• TASK DIRECTIONS: Gather every line below where "Energy" appears.

• DATA TO USE:

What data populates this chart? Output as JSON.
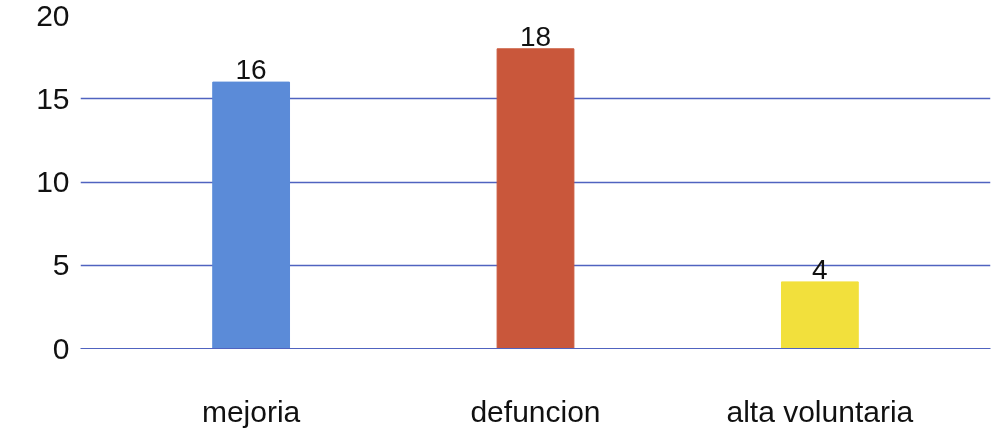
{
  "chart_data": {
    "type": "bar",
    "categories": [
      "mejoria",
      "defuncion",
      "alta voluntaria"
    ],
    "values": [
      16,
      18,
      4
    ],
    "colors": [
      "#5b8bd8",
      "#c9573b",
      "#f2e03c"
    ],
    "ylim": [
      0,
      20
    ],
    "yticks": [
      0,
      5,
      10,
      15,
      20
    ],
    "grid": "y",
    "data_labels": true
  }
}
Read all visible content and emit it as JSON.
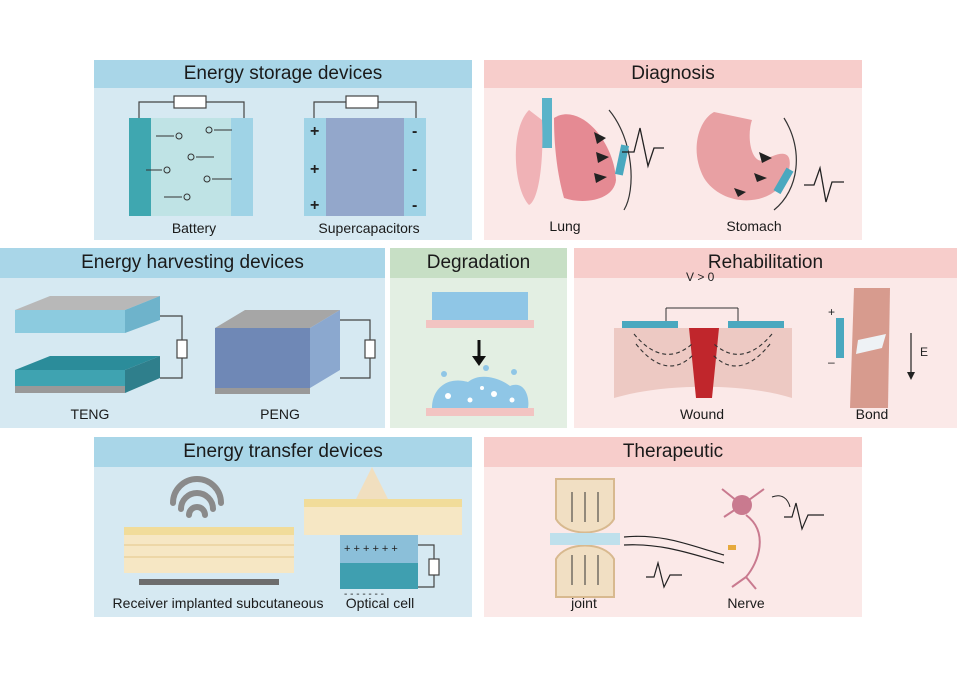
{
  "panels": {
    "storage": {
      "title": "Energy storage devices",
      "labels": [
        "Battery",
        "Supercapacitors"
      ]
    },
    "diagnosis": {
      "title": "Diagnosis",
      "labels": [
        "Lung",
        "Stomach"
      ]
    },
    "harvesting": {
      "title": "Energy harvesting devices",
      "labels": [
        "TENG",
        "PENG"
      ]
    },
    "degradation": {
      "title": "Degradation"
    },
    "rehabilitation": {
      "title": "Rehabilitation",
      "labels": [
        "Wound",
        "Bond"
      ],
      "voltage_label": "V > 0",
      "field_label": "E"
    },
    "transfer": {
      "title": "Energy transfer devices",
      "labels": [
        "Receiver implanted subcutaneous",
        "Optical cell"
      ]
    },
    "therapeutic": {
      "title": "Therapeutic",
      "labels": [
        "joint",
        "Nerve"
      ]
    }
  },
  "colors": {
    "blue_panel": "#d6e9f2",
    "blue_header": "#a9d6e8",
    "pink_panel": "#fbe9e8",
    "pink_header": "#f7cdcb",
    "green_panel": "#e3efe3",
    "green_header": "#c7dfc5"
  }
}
* * *
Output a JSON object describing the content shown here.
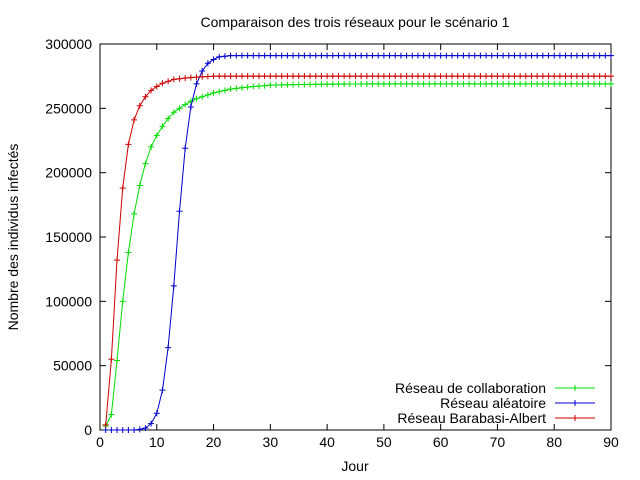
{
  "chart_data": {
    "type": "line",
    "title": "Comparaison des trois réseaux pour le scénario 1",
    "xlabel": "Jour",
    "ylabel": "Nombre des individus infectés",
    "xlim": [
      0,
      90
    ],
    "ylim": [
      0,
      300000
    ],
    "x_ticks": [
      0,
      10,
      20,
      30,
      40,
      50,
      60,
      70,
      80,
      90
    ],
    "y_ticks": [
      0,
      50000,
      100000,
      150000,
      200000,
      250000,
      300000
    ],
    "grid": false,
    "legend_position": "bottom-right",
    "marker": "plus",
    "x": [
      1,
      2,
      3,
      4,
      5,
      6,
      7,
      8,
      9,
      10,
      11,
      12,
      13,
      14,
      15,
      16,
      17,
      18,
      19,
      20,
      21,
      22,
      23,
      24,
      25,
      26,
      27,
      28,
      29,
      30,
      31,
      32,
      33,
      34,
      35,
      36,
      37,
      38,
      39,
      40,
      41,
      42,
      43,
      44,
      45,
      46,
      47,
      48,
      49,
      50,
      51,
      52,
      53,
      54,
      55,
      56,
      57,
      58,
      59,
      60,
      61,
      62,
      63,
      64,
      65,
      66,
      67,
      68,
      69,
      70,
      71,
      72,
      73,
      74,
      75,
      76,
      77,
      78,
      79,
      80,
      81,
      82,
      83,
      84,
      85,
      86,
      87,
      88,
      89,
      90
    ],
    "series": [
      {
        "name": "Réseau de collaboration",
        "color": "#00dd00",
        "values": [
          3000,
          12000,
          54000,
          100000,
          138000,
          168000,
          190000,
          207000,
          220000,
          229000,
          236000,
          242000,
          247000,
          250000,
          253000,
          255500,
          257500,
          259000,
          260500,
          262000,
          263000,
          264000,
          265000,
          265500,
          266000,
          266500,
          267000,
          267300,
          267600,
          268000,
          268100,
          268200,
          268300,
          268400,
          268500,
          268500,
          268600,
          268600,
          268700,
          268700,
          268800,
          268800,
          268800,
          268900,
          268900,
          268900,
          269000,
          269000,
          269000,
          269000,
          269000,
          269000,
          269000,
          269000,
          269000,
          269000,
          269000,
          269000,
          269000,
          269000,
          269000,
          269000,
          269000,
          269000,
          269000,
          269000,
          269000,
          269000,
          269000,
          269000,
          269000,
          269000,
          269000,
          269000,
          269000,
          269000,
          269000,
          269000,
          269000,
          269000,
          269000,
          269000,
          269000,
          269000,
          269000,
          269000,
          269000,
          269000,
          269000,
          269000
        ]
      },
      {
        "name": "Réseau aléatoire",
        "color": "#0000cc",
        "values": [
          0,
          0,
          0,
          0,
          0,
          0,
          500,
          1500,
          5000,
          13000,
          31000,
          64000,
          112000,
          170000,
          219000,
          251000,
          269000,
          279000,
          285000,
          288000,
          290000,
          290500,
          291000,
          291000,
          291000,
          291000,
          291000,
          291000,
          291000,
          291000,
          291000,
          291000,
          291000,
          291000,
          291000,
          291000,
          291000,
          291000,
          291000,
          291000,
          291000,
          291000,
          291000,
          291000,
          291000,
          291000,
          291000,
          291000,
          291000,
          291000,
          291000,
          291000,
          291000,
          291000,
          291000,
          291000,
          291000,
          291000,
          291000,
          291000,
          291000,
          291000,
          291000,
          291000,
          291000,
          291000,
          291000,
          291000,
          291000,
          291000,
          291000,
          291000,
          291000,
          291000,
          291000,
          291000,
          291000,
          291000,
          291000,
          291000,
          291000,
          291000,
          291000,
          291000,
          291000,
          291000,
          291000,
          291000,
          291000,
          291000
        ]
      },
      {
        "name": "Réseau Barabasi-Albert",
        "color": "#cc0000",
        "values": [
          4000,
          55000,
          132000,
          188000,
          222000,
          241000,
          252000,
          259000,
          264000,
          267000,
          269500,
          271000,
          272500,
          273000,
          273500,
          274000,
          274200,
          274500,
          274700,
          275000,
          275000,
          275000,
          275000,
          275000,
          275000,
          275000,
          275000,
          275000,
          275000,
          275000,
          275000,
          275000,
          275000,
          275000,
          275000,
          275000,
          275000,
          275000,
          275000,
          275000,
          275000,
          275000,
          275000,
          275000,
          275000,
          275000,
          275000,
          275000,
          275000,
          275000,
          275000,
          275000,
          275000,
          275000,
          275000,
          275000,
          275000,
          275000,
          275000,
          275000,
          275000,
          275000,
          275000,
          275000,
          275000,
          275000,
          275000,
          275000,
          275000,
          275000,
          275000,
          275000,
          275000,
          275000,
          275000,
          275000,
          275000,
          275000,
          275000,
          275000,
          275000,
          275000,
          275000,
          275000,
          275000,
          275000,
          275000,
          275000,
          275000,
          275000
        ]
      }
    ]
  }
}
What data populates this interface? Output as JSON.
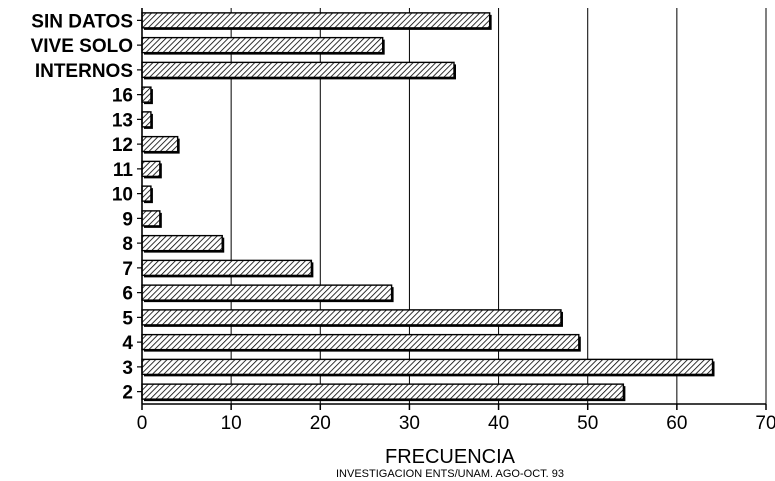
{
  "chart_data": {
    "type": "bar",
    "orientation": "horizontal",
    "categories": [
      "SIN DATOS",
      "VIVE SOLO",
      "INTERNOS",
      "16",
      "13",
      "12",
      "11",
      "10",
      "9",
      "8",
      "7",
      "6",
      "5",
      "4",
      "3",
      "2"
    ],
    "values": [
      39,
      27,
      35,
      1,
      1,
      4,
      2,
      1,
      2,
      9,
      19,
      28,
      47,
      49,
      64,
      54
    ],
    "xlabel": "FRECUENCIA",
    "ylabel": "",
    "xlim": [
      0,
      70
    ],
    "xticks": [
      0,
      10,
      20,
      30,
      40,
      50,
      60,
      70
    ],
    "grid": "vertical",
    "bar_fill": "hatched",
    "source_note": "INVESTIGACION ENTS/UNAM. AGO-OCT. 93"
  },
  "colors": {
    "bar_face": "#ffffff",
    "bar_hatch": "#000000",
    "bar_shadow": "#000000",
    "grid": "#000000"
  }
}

• SOLUTION FOR THIS EXERCISE:
      "title": "Energy storage devices",
      "title": "Energy harvesting devices",
      "title": "Energy transfer devices",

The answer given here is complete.